** Record extracts **
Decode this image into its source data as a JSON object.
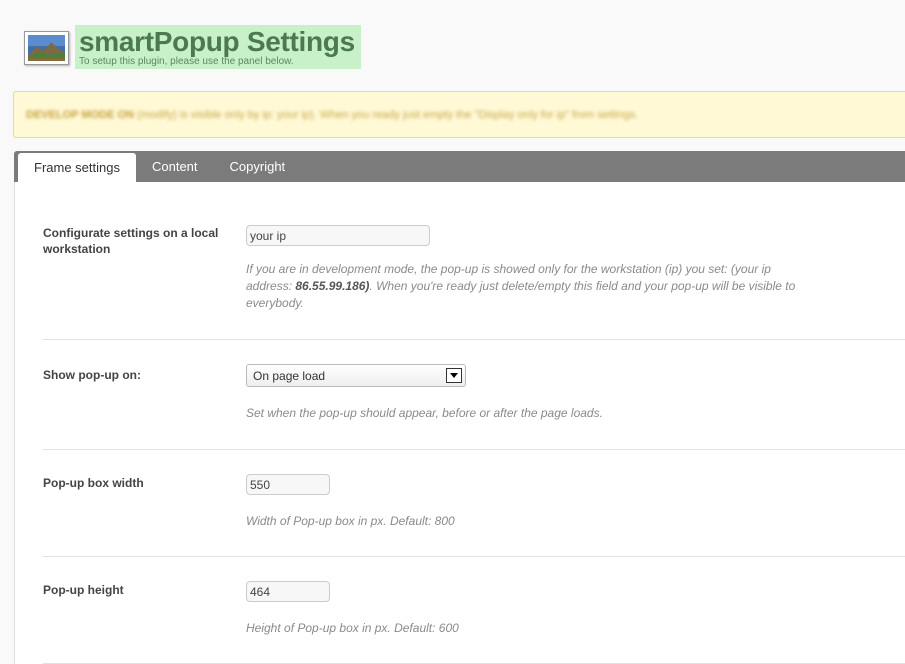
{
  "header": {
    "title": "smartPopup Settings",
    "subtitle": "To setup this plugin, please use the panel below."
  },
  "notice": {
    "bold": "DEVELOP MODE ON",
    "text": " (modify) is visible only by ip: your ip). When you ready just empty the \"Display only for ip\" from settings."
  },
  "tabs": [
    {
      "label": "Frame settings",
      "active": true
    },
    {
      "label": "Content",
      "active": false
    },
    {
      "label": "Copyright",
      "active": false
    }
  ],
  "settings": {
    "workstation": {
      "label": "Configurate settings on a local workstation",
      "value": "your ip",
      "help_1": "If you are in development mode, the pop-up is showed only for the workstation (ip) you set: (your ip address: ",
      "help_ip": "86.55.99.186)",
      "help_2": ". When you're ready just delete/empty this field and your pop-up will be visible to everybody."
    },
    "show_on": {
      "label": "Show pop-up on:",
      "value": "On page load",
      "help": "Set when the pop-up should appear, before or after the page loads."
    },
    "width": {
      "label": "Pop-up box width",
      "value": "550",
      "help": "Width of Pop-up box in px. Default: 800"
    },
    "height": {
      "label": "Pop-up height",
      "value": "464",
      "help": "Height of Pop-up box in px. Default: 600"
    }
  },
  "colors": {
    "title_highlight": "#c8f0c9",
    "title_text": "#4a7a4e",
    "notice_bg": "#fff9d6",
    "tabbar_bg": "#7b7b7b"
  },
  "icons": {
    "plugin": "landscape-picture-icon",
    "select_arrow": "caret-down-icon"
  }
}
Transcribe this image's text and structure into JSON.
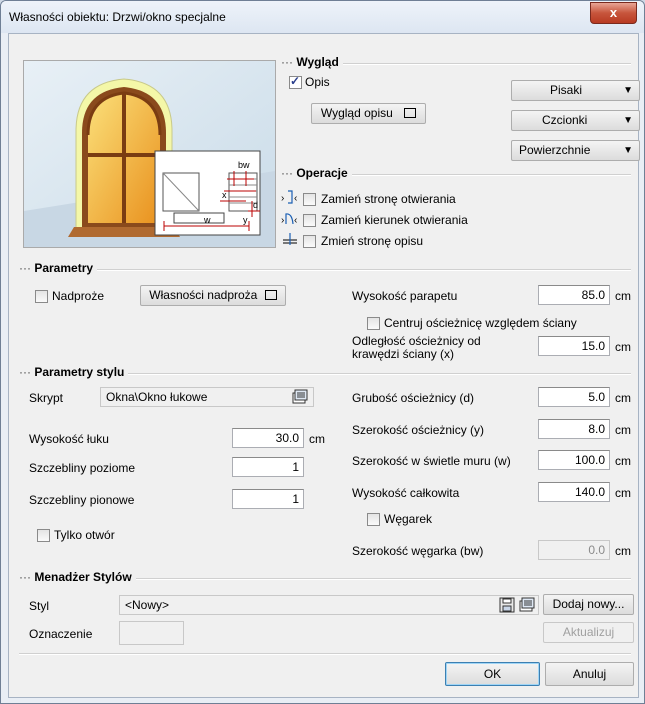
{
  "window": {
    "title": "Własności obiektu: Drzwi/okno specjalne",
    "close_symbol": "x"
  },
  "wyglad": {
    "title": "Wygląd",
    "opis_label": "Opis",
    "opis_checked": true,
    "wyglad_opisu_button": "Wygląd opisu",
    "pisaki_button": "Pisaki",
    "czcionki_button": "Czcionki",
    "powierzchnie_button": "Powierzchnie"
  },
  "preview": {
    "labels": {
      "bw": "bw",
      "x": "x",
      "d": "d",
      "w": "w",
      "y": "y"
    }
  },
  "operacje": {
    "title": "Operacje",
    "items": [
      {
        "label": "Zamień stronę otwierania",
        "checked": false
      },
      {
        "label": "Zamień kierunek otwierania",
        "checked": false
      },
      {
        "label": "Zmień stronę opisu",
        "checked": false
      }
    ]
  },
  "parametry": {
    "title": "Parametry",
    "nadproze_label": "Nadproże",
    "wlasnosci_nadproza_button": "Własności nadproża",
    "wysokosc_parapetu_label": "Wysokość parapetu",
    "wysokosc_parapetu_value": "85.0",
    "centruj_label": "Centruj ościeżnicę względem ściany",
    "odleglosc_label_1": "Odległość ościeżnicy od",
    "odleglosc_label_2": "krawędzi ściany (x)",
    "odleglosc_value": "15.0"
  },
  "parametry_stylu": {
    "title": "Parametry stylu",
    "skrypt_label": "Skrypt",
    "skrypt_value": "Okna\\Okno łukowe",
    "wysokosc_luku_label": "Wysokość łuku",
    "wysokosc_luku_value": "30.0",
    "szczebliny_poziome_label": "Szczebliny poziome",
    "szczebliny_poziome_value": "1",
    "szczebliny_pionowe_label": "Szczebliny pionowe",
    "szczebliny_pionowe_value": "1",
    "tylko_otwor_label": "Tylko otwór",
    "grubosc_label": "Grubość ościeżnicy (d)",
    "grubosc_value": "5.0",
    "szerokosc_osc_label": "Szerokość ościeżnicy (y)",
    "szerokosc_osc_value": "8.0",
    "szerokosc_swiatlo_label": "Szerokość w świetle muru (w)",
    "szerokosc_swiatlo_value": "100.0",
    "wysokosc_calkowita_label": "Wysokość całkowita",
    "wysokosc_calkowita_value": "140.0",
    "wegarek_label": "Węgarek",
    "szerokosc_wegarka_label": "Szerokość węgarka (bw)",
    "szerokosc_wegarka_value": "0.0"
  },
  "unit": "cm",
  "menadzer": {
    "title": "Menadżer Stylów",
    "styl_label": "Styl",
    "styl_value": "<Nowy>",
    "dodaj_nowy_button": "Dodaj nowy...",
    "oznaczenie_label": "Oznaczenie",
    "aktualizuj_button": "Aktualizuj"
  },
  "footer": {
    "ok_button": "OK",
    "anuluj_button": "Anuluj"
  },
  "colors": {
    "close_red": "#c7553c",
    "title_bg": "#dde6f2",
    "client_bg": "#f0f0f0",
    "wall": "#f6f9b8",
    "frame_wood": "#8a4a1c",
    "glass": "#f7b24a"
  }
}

** Task prompt **
Reproduce each record from above exactly; pictures do not belong in the copy.

** Answer in full **
Decode this image into its source data as a JSON object.
{
  "header": {
    "title": "smartPopup Settings",
    "subtitle": "To setup this plugin, please use the panel below."
  },
  "notice": {
    "bold": "DEVELOP MODE ON",
    "text": " (modify) is visible only by ip: your ip). When you ready just empty the \"Display only for ip\" from settings."
  },
  "tabs": [
    {
      "label": "Frame settings",
      "active": true
    },
    {
      "label": "Content",
      "active": false
    },
    {
      "label": "Copyright",
      "active": false
    }
  ],
  "settings": {
    "workstation": {
      "label": "Configurate settings on a local workstation",
      "value": "your ip",
      "help_1": "If you are in development mode, the pop-up is showed only for the workstation (ip) you set: (your ip address: ",
      "help_ip": "86.55.99.186)",
      "help_2": ". When you're ready just delete/empty this field and your pop-up will be visible to everybody."
    },
    "show_on": {
      "label": "Show pop-up on:",
      "value": "On page load",
      "help": "Set when the pop-up should appear, before or after the page loads."
    },
    "width": {
      "label": "Pop-up box width",
      "value": "550",
      "help": "Width of Pop-up box in px. Default: 800"
    },
    "height": {
      "label": "Pop-up height",
      "value": "464",
      "help": "Height of Pop-up box in px. Default: 600"
    }
  },
  "colors": {
    "title_highlight": "#c8f0c9",
    "title_text": "#4a7a4e",
    "notice_bg": "#fff9d6",
    "tabbar_bg": "#7b7b7b"
  },
  "icons": {
    "plugin": "landscape-picture-icon",
    "select_arrow": "caret-down-icon"
  }
}
Transcribe this image's text and structure into JSON.
{
  "window": {
    "title": "Własności obiektu: Drzwi/okno specjalne",
    "close_symbol": "x"
  },
  "wyglad": {
    "title": "Wygląd",
    "opis_label": "Opis",
    "opis_checked": true,
    "wyglad_opisu_button": "Wygląd opisu",
    "pisaki_button": "Pisaki",
    "czcionki_button": "Czcionki",
    "powierzchnie_button": "Powierzchnie"
  },
  "preview": {
    "labels": {
      "bw": "bw",
      "x": "x",
      "d": "d",
      "w": "w",
      "y": "y"
    }
  },
  "operacje": {
    "title": "Operacje",
    "items": [
      {
        "label": "Zamień stronę otwierania",
        "checked": false
      },
      {
        "label": "Zamień kierunek otwierania",
        "checked": false
      },
      {
        "label": "Zmień stronę opisu",
        "checked": false
      }
    ]
  },
  "parametry": {
    "title": "Parametry",
    "nadproze_label": "Nadproże",
    "wlasnosci_nadproza_button": "Własności nadproża",
    "wysokosc_parapetu_label": "Wysokość parapetu",
    "wysokosc_parapetu_value": "85.0",
    "centruj_label": "Centruj ościeżnicę względem ściany",
    "odleglosc_label_1": "Odległość ościeżnicy od",
    "odleglosc_label_2": "krawędzi ściany (x)",
    "odleglosc_value": "15.0"
  },
  "parametry_stylu": {
    "title": "Parametry stylu",
    "skrypt_label": "Skrypt",
    "skrypt_value": "Okna\\Okno łukowe",
    "wysokosc_luku_label": "Wysokość łuku",
    "wysokosc_luku_value": "30.0",
    "szczebliny_poziome_label": "Szczebliny poziome",
    "szczebliny_poziome_value": "1",
    "szczebliny_pionowe_label": "Szczebliny pionowe",
    "szczebliny_pionowe_value": "1",
    "tylko_otwor_label": "Tylko otwór",
    "grubosc_label": "Grubość ościeżnicy (d)",
    "grubosc_value": "5.0",
    "szerokosc_osc_label": "Szerokość ościeżnicy (y)",
    "szerokosc_osc_value": "8.0",
    "szerokosc_swiatlo_label": "Szerokość w świetle muru (w)",
    "szerokosc_swiatlo_value": "100.0",
    "wysokosc_calkowita_label": "Wysokość całkowita",
    "wysokosc_calkowita_value": "140.0",
    "wegarek_label": "Węgarek",
    "szerokosc_wegarka_label": "Szerokość węgarka (bw)",
    "szerokosc_wegarka_value": "0.0"
  },
  "unit": "cm",
  "menadzer": {
    "title": "Menadżer Stylów",
    "styl_label": "Styl",
    "styl_value": "<Nowy>",
    "dodaj_nowy_button": "Dodaj nowy...",
    "oznaczenie_label": "Oznaczenie",
    "aktualizuj_button": "Aktualizuj"
  },
  "footer": {
    "ok_button": "OK",
    "anuluj_button": "Anuluj"
  },
  "colors": {
    "close_red": "#c7553c",
    "title_bg": "#dde6f2",
    "client_bg": "#f0f0f0",
    "wall": "#f6f9b8",
    "frame_wood": "#8a4a1c",
    "glass": "#f7b24a"
  }
}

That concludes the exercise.